Task description: Restate the full listing word for word and leave the pictures out.

━━━━━━━━━━━━━━━━━━━━━━━━━━━━━━

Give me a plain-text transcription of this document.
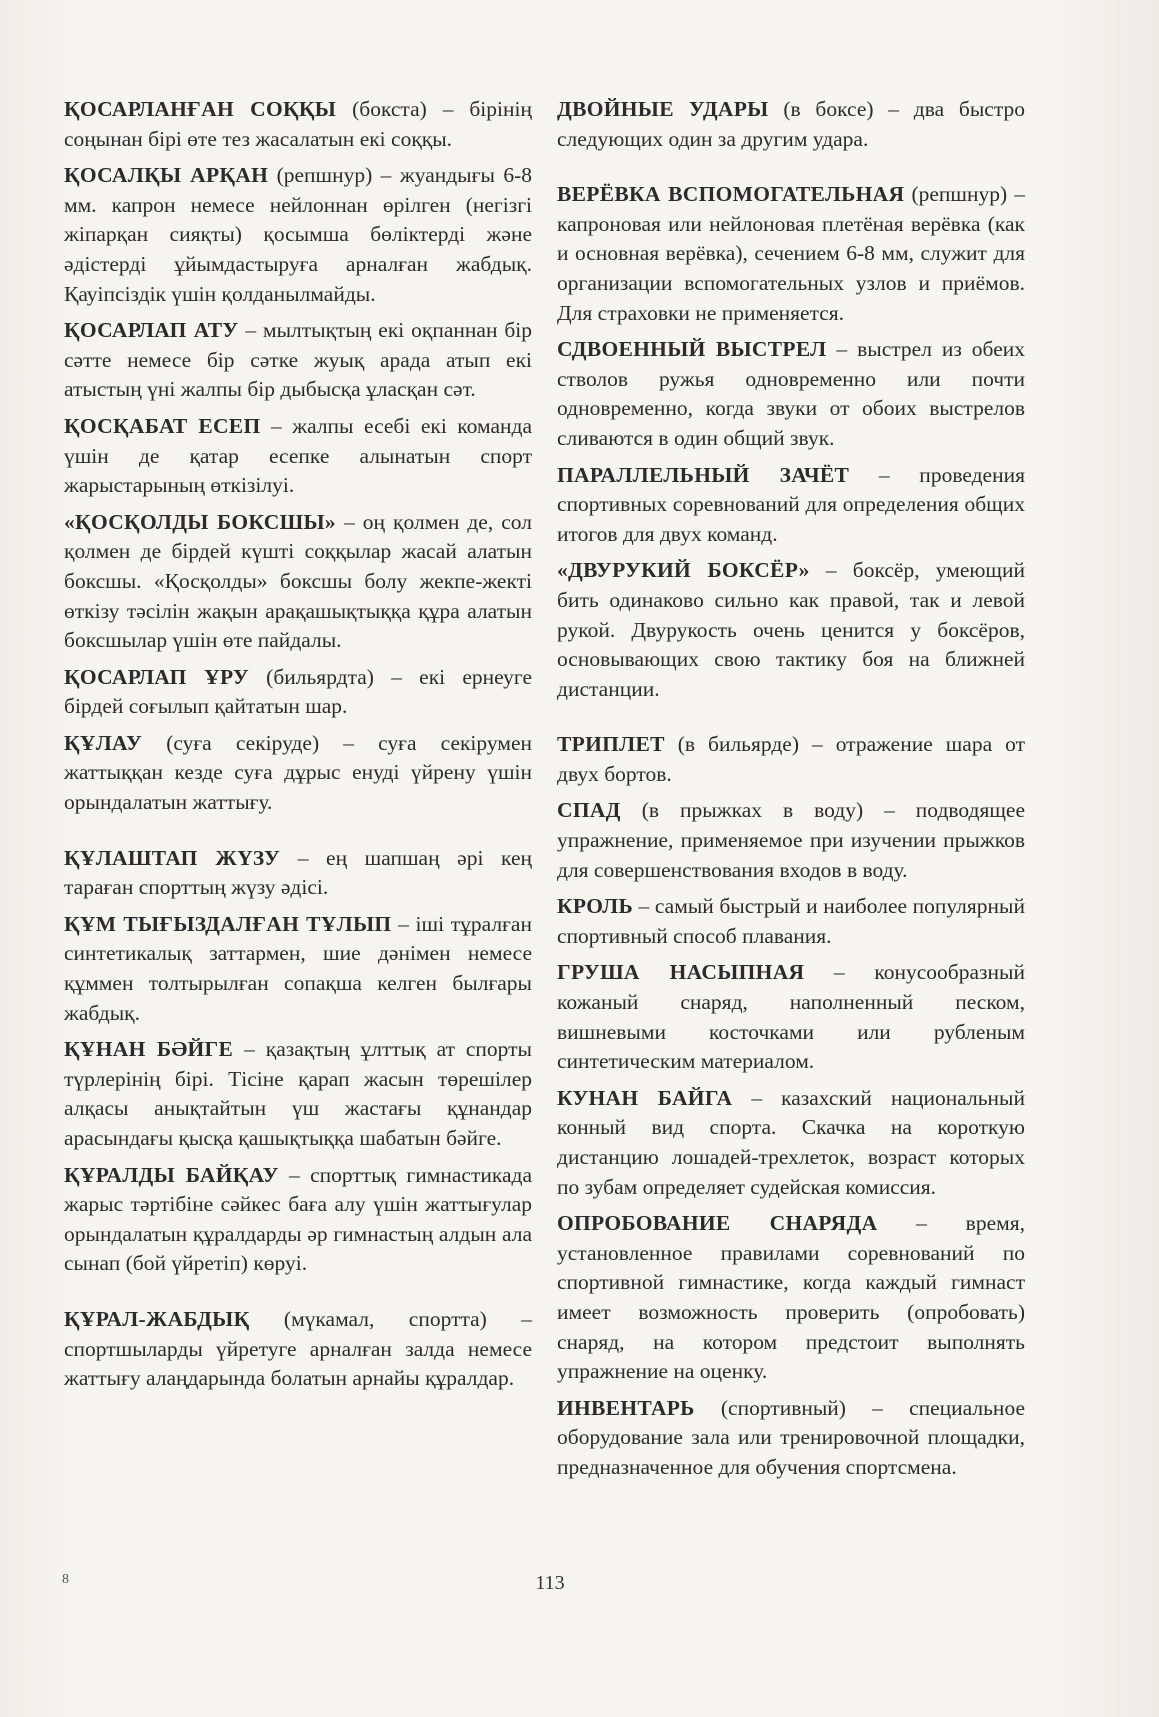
ҚОСАРЛАНҒАН СОҚҚЫ (бокста) – бірінің соңынан бірі өте тез жасалатын екі соққы.

ҚОСАЛҚЫ АРҚАН (репшнур) – жуандығы 6-8 мм. капрон немесе нейлоннан өрілген (негізгі жіпарқан сияқты) қосымша бөліктерді және әдістерді ұйымдастыруға арналған жабдық. Қауіпсіздік үшін қолданылмайды.

ҚОСАРЛАП АТУ – мылтықтың екі оқпаннан бір сәтте немесе бір сәтке жуық арада атып екі атыстың үні жалпы бір дыбысқа ұласқан сәт.

ҚОСҚАБАТ ЕСЕП – жалпы есебі екі команда үшін де қатар есепке алынатын спорт жарыстарының өткізілуі.

«ҚОСҚОЛДЫ БОКСШЫ» – оң қолмен де, сол қолмен де бірдей күшті соққылар жасай алатын боксшы. «Қосқолды» боксшы болу жекпе-жекті өткізу тәсілін жақын арақашықтыққа құра алатын боксшылар үшін өте пайдалы.

ҚОСАРЛАП ҰРУ (бильярдта) – екі ернеуге бірдей соғылып қайтатын шар.

ҚҰЛАУ (суға секіруде) – суға секірумен жаттыққан кезде суға дұрыс енуді үйрену үшін орындалатын жаттығу.

ҚҰЛАШТАП ЖҮЗУ – ең шапшаң әрі кең тараған спорттың жүзу әдісі.

ҚҰМ ТЫҒЫЗДАЛҒАН ТҰЛЫП – іші тұралған синтетикалық заттармен, шие дәнімен немесе құммен толтырылған сопақша келген былғары жабдық.

ҚҰНАН БӘЙГЕ – қазақтың ұлттық ат спорты түрлерінің бірі. Тісіне қарап жасын төрешілер алқасы анықтайтын үш жастағы құнандар арасындағы қысқа қашықтыққа шабатын бәйге.

ҚҰРАЛДЫ БАЙҚАУ – спорттық гимнастикада жарыс тәртібіне сәйкес баға алу үшін жаттығулар орындалатын құралдарды әр гимнастың алдын ала сынап (бой үйретіп) көруі.

ҚҰРАЛ-ЖАБДЫҚ (мүкамал, спортта) – спортшыларды үйретуге арналған залда немесе жаттығу алаңдарында болатын арнайы құралдар.

ДВОЙНЫЕ УДАРЫ (в боксе) – два быстро следующих один за другим удара.

ВЕРЁВКА ВСПОМОГАТЕЛЬНАЯ (репшнур) – капроновая или нейлоновая плетёная верёвка (как и основная верёвка), сечением 6-8 мм, служит для организации вспомогательных узлов и приёмов. Для страховки не применяется.

СДВОЕННЫЙ ВЫСТРЕЛ – выстрел из обеих стволов ружья одновременно или почти одновременно, когда звуки от обоих выстрелов сливаются в один общий звук.

ПАРАЛЛЕЛЬНЫЙ ЗАЧЁТ – проведения спортивных соревнований для определения общих итогов для двух команд.

«ДВУРУКИЙ БОКСЁР» – боксёр, умеющий бить одинаково сильно как правой, так и левой рукой. Двурукость очень ценится у боксёров, основывающих свою тактику боя на ближней дистанции.

ТРИПЛЕТ (в бильярде) – отражение шара от двух бортов.

СПАД (в прыжках в воду) – подводящее упражнение, применяемое при изучении прыжков для совершенствования входов в воду.

КРОЛЬ – самый быстрый и наиболее популярный спортивный способ плавания.

ГРУША НАСЫПНАЯ – конусообразный кожаный снаряд, наполненный песком, вишневыми косточками или рубленым синтетическим материалом.

КУНАН БАЙГА – казахский национальный конный вид спорта. Скачка на короткую дистанцию лошадей-трехлеток, возраст которых по зубам определяет судейская комиссия.

ОПРОБОВАНИЕ СНАРЯДА – время, установленное правилами соревнований по спортивной гимнастике, когда каждый гимнаст имеет возможность проверить (опробовать) снаряд, на котором предстоит выполнять упражнение на оценку.

ИНВЕНТАРЬ (спортивный) – специальное оборудование зала или тренировочной площадки, предназначенное для обучения спортсмена.

8	113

━━━━━━━━━━━━━━━━━━━━━━━━━━━━━━

Correct output:
Give me a plain-text transcription of this document.
ҚОСАРЛАНҒАН СОҚҚЫ (бокста) – бірінің соңынан бірі өте тез жасалатын екі соққы.

ҚОСАЛҚЫ АРҚАН (репшнур) – жуандығы 6-8 мм. капрон немесе нейлоннан өрілген (негізгі жіпарқан сияқты) қосымша бөліктерді және әдістерді ұйымдастыруға арналған жабдық. Қауіпсіздік үшін қолданылмайды.

ҚОСАРЛАП АТУ – мылтықтың екі оқпаннан бір сәтте немесе бір сәтке жуық арада атып екі атыстың үні жалпы бір дыбысқа ұласқан сәт.

ҚОСҚАБАТ ЕСЕП – жалпы есебі екі команда үшін де қатар есепке алынатын спорт жарыстарының өткізілуі.

«ҚОСҚОЛДЫ БОКСШЫ» – оң қолмен де, сол қолмен де бірдей күшті соққылар жасай алатын боксшы. «Қосқолды» боксшы болу жекпе-жекті өткізу тәсілін жақын арақашықтыққа құра алатын боксшылар үшін өте пайдалы.

ҚОСАРЛАП ҰРУ (бильярдта) – екі ернеуге бірдей соғылып қайтатын шар.

ҚҰЛАУ (суға секіруде) – суға секірумен жаттыққан кезде суға дұрыс енуді үйрену үшін орындалатын жаттығу.

ҚҰЛАШТАП ЖҮЗУ – ең шапшаң әрі кең тараған спорттың жүзу әдісі.

ҚҰМ ТЫҒЫЗДАЛҒАН ТҰЛЫП – іші тұралған синтетикалық заттармен, шие дәнімен немесе құммен толтырылған сопақша келген былғары жабдық.

ҚҰНАН БӘЙГЕ – қазақтың ұлттық ат спорты түрлерінің бірі. Тісіне қарап жасын төрешілер алқасы анықтайтын үш жастағы құнандар арасындағы қысқа қашықтыққа шабатын бәйге.

ҚҰРАЛДЫ БАЙҚАУ – спорттық гимнастикада жарыс тәртібіне сәйкес баға алу үшін жаттығулар орындалатын құралдарды әр гимнастың алдын ала сынап (бой үйретіп) көруі.

ҚҰРАЛ-ЖАБДЫҚ (мүкамал, спортта) – спортшыларды үйретуге арналған залда немесе жаттығу алаңдарында болатын арнайы құралдар.

ДВОЙНЫЕ УДАРЫ (в боксе) – два быстро следующих один за другим удара.

ВЕРЁВКА ВСПОМОГАТЕЛЬНАЯ (репшнур) – капроновая или нейлоновая плетёная верёвка (как и основная верёвка), сечением 6-8 мм, служит для организации вспомогательных узлов и приёмов. Для страховки не применяется.

СДВОЕННЫЙ ВЫСТРЕЛ – выстрел из обеих стволов ружья одновременно или почти одновременно, когда звуки от обоих выстрелов сливаются в один общий звук.

ПАРАЛЛЕЛЬНЫЙ ЗАЧЁТ – проведения спортивных соревнований для определения общих итогов для двух команд.

«ДВУРУКИЙ БОКСЁР» – боксёр, умеющий бить одинаково сильно как правой, так и левой рукой. Двурукость очень ценится у боксёров, основывающих свою тактику боя на ближней дистанции.

ТРИПЛЕТ (в бильярде) – отражение шара от двух бортов.

СПАД (в прыжках в воду) – подводящее упражнение, применяемое при изучении прыжков для совершенствования входов в воду.

КРОЛЬ – самый быстрый и наиболее популярный спортивный способ плавания.

ГРУША НАСЫПНАЯ – конусообразный кожаный снаряд, наполненный песком, вишневыми косточками или рубленым синтетическим материалом.

КУНАН БАЙГА – казахский национальный конный вид спорта. Скачка на короткую дистанцию лошадей-трехлеток, возраст которых по зубам определяет судейская комиссия.

ОПРОБОВАНИЕ СНАРЯДА – время, установленное правилами соревнований по спортивной гимнастике, когда каждый гимнаст имеет возможность проверить (опробовать) снаряд, на котором предстоит выполнять упражнение на оценку.

ИНВЕНТАРЬ (спортивный) – специальное оборудование зала или тренировочной площадки, предназначенное для обучения спортсмена.

8	113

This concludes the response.